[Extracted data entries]
----------------------------------------
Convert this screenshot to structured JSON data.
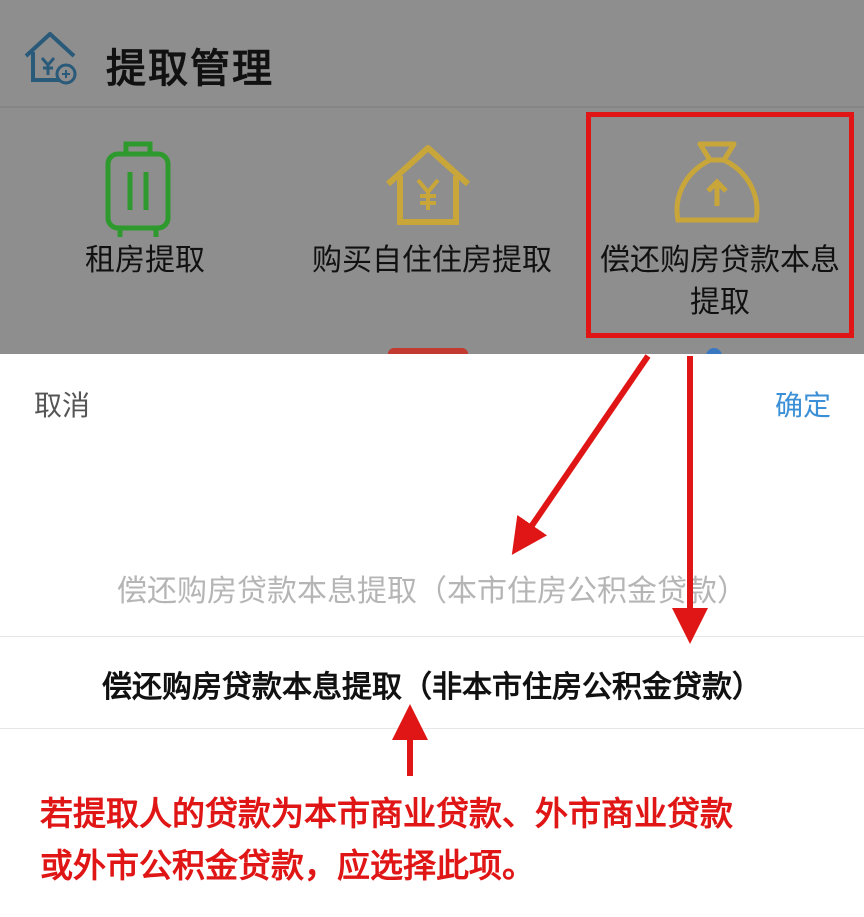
{
  "header": {
    "title": "提取管理",
    "logo_icon": "house-yen-icon"
  },
  "options": [
    {
      "label": "租房提取",
      "icon": "luggage-icon",
      "color": "#2e9a2e"
    },
    {
      "label": "购买自住住房提取",
      "icon": "house-yen-icon",
      "color": "#c9a63a"
    },
    {
      "label_line1": "偿还购房贷款本息",
      "label_line2": "提取",
      "icon": "money-bag-arrow-icon",
      "color": "#c9a63a"
    }
  ],
  "sheet": {
    "cancel": "取消",
    "confirm": "确定",
    "option_faded": "偿还购房贷款本息提取（本市住房公积金贷款）",
    "option_selected": "偿还购房贷款本息提取（非本市住房公积金贷款）"
  },
  "annotation": {
    "line1": "若提取人的贷款为本市商业贷款、外市商业贷款",
    "line2": "或外市公积金贷款，应选择此项。"
  },
  "colors": {
    "annotation_red": "#e01616",
    "confirm_blue": "#3a8fd6",
    "overlay_gray": "#8e8e8e"
  }
}
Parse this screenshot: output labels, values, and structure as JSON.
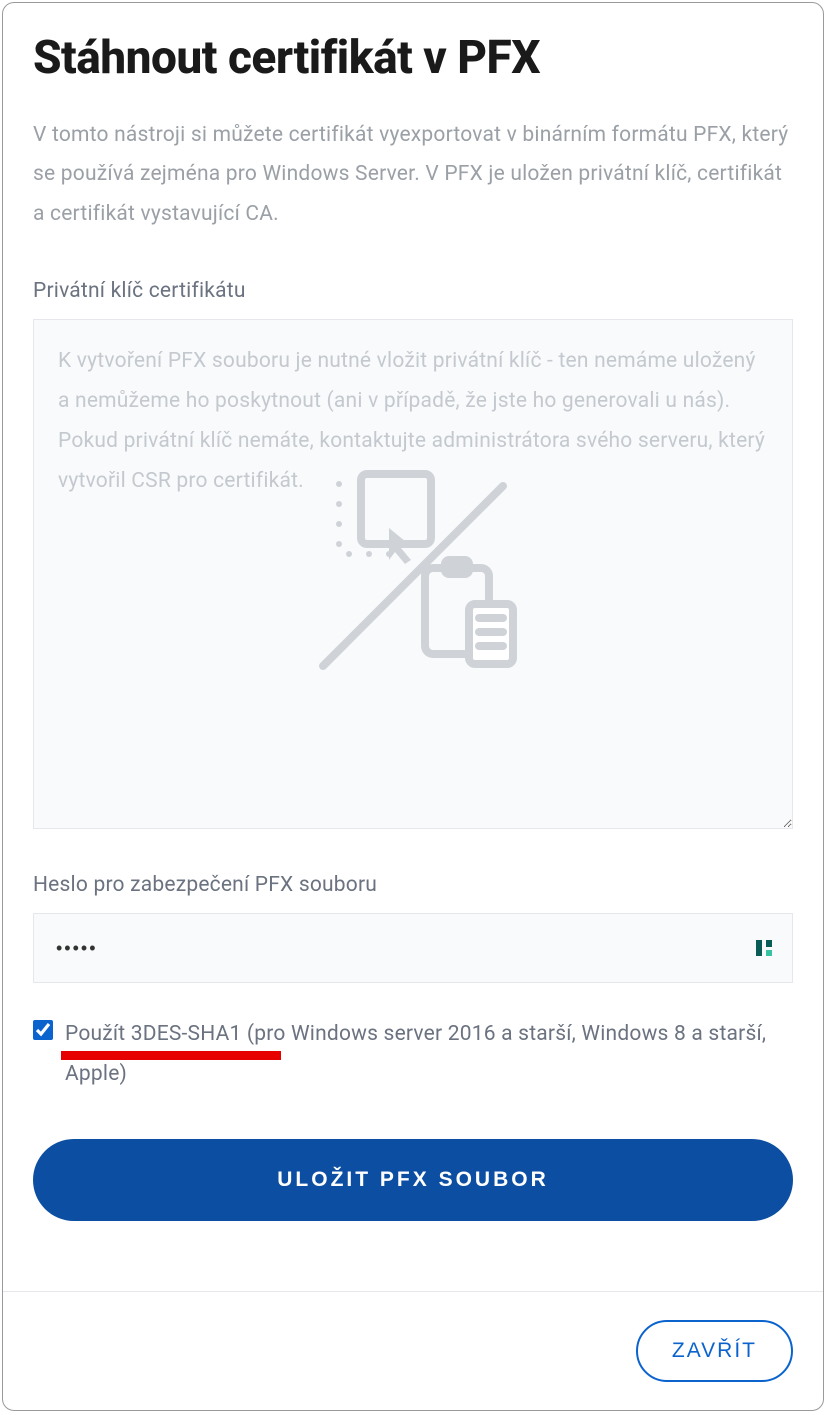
{
  "modal": {
    "title": "Stáhnout certifikát v PFX",
    "description": "V tomto nástroji si můžete certifikát vyexportovat v binárním formátu PFX, který se používá zejména pro Windows Server. V PFX je uložen privátní klíč, certifikát a certifikát vystavující CA.",
    "private_key": {
      "label": "Privátní klíč certifikátu",
      "placeholder": "K vytvoření PFX souboru je nutné vložit privátní klíč - ten nemáme uložený a nemůžeme ho poskytnout (ani v případě, že jste ho generovali u nás). Pokud privátní klíč nemáte, kontaktujte administrátora svého serveru, který vytvořil CSR pro certifikát.",
      "value": ""
    },
    "password": {
      "label": "Heslo pro zabezpečení PFX souboru",
      "value": "•••••"
    },
    "option_3des": {
      "checked": true,
      "label": "Použít 3DES-SHA1 (pro Windows server 2016 a starší, Windows 8 a starší, Apple)"
    },
    "submit_label": "ULOŽIT PFX SOUBOR",
    "close_label": "ZAVŘÍT"
  }
}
----------------------------------------
Work to complete
Transcribe the records word for word and include no pictures.

Completed task
Convert this screenshot to structured JSON data.
{
  "header": {
    "title": "提取管理",
    "logo_icon": "house-yen-icon"
  },
  "options": [
    {
      "label": "租房提取",
      "icon": "luggage-icon",
      "color": "#2e9a2e"
    },
    {
      "label": "购买自住住房提取",
      "icon": "house-yen-icon",
      "color": "#c9a63a"
    },
    {
      "label_line1": "偿还购房贷款本息",
      "label_line2": "提取",
      "icon": "money-bag-arrow-icon",
      "color": "#c9a63a"
    }
  ],
  "sheet": {
    "cancel": "取消",
    "confirm": "确定",
    "option_faded": "偿还购房贷款本息提取（本市住房公积金贷款）",
    "option_selected": "偿还购房贷款本息提取（非本市住房公积金贷款）"
  },
  "annotation": {
    "line1": "若提取人的贷款为本市商业贷款、外市商业贷款",
    "line2": "或外市公积金贷款，应选择此项。"
  },
  "colors": {
    "annotation_red": "#e01616",
    "confirm_blue": "#3a8fd6",
    "overlay_gray": "#8e8e8e"
  }
}
Parse this screenshot: output labels, values, and structure as JSON.
{
  "modal": {
    "title": "Stáhnout certifikát v PFX",
    "description": "V tomto nástroji si můžete certifikát vyexportovat v binárním formátu PFX, který se používá zejména pro Windows Server. V PFX je uložen privátní klíč, certifikát a certifikát vystavující CA.",
    "private_key": {
      "label": "Privátní klíč certifikátu",
      "placeholder": "K vytvoření PFX souboru je nutné vložit privátní klíč - ten nemáme uložený a nemůžeme ho poskytnout (ani v případě, že jste ho generovali u nás). Pokud privátní klíč nemáte, kontaktujte administrátora svého serveru, který vytvořil CSR pro certifikát.",
      "value": ""
    },
    "password": {
      "label": "Heslo pro zabezpečení PFX souboru",
      "value": "•••••"
    },
    "option_3des": {
      "checked": true,
      "label": "Použít 3DES-SHA1 (pro Windows server 2016 a starší, Windows 8 a starší, Apple)"
    },
    "submit_label": "ULOŽIT PFX SOUBOR",
    "close_label": "ZAVŘÍT"
  }
}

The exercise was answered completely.